Exercise brief:
Type out the data exactly as given. Skip any image.

##### Exercise inputs #####

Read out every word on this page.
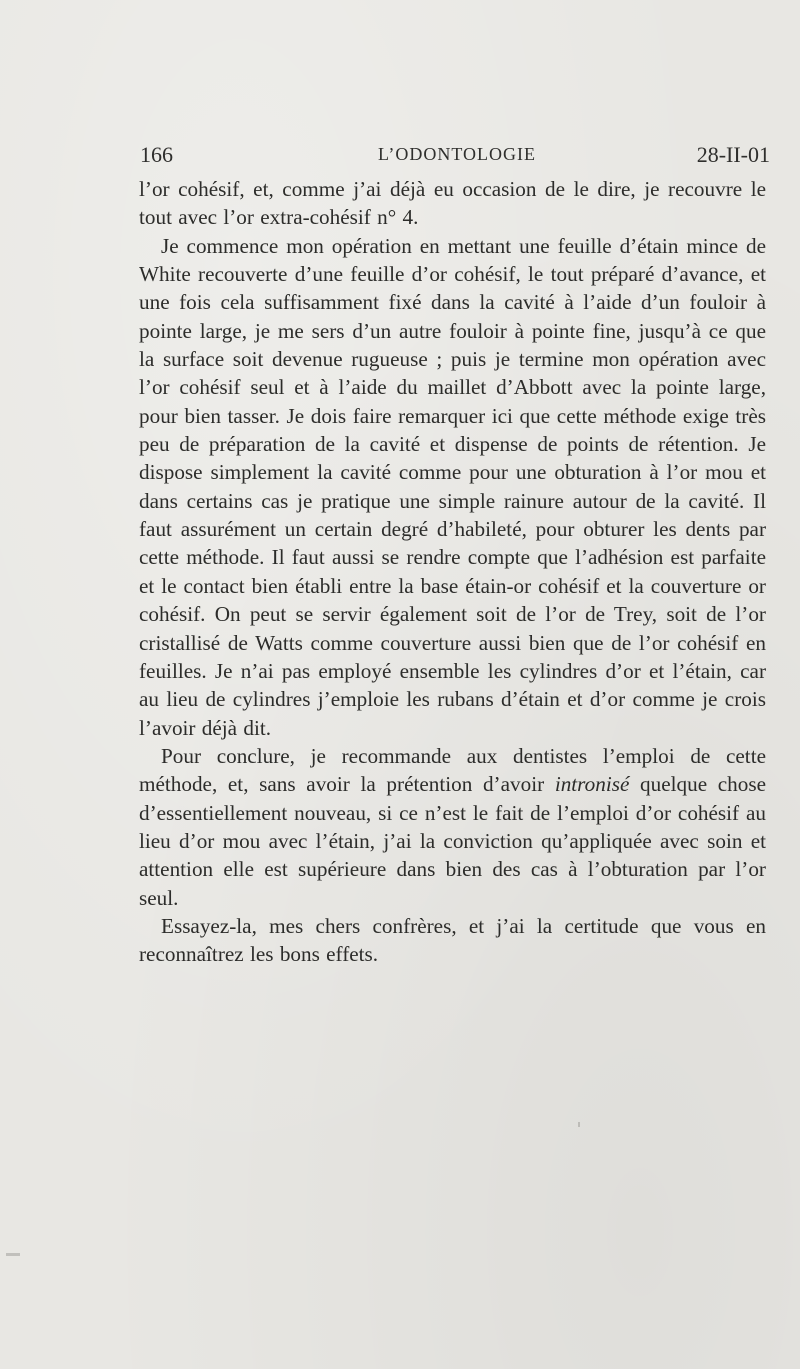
166	L’ODONTOLOGIE	28-II-01

l’or cohésif, et, comme j’ai déjà eu occasion de le dire, je recouvre le tout avec l’or extra-cohésif n° 4.

Je commence mon opération en mettant une feuille d’étain mince de White recouverte d’une feuille d’or cohésif, le tout préparé d’avance, et une fois cela suffisamment fixé dans la cavité à l’aide d’un fouloir à pointe large, je me sers d’un autre fouloir à pointe fine, jusqu’à ce que la surface soit devenue rugueuse ; puis je termine mon opération avec l’or cohésif seul et à l’aide du maillet d’Abbott avec la pointe large, pour bien tasser. Je dois faire remarquer ici que cette méthode exige très peu de préparation de la cavité et dispense de points de rétention. Je dispose simplement la cavité comme pour une obturation à l’or mou et dans certains cas je pratique une simple rainure autour de la cavité. Il faut assurément un certain degré d’habileté, pour obturer les dents par cette méthode. Il faut aussi se rendre compte que l’adhésion est parfaite et le contact bien établi entre la base étain-or cohésif et la couverture or cohésif. On peut se servir également soit de l’or de Trey, soit de l’or cristallisé de Watts comme couverture aussi bien que de l’or cohésif en feuilles. Je n’ai pas employé ensemble les cylindres d’or et l’étain, car au lieu de cylindres j’emploie les rubans d’étain et d’or comme je crois l’avoir déjà dit.

Pour conclure, je recommande aux dentistes l’emploi de cette méthode, et, sans avoir la prétention d’avoir intronisé quelque chose d’essentiellement nouveau, si ce n’est le fait de l’emploi d’or cohésif au lieu d’or mou avec l’étain, j’ai la conviction qu’appliquée avec soin et attention elle est supérieure dans bien des cas à l’obturation par l’or seul.

Essayez-la, mes chers confrères, et j’ai la certitude que vous en reconnaîtrez les bons effets.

#####

Finished answer:
Read out every word on this page.
166	L’ODONTOLOGIE	28-II-01

l’or cohésif, et, comme j’ai déjà eu occasion de le dire, je recouvre le tout avec l’or extra-cohésif n° 4.

Je commence mon opération en mettant une feuille d’étain mince de White recouverte d’une feuille d’or cohésif, le tout préparé d’avance, et une fois cela suffisamment fixé dans la cavité à l’aide d’un fouloir à pointe large, je me sers d’un autre fouloir à pointe fine, jusqu’à ce que la surface soit devenue rugueuse ; puis je termine mon opération avec l’or cohésif seul et à l’aide du maillet d’Abbott avec la pointe large, pour bien tasser. Je dois faire remarquer ici que cette méthode exige très peu de préparation de la cavité et dispense de points de rétention. Je dispose simplement la cavité comme pour une obturation à l’or mou et dans certains cas je pratique une simple rainure autour de la cavité. Il faut assurément un certain degré d’habileté, pour obturer les dents par cette méthode. Il faut aussi se rendre compte que l’adhésion est parfaite et le contact bien établi entre la base étain-or cohésif et la couverture or cohésif. On peut se servir également soit de l’or de Trey, soit de l’or cristallisé de Watts comme couverture aussi bien que de l’or cohésif en feuilles. Je n’ai pas employé ensemble les cylindres d’or et l’étain, car au lieu de cylindres j’emploie les rubans d’étain et d’or comme je crois l’avoir déjà dit.

Pour conclure, je recommande aux dentistes l’emploi de cette méthode, et, sans avoir la prétention d’avoir intronisé quelque chose d’essentiellement nouveau, si ce n’est le fait de l’emploi d’or cohésif au lieu d’or mou avec l’étain, j’ai la conviction qu’appliquée avec soin et attention elle est supérieure dans bien des cas à l’obturation par l’or seul.

Essayez-la, mes chers confrères, et j’ai la certitude que vous en reconnaîtrez les bons effets.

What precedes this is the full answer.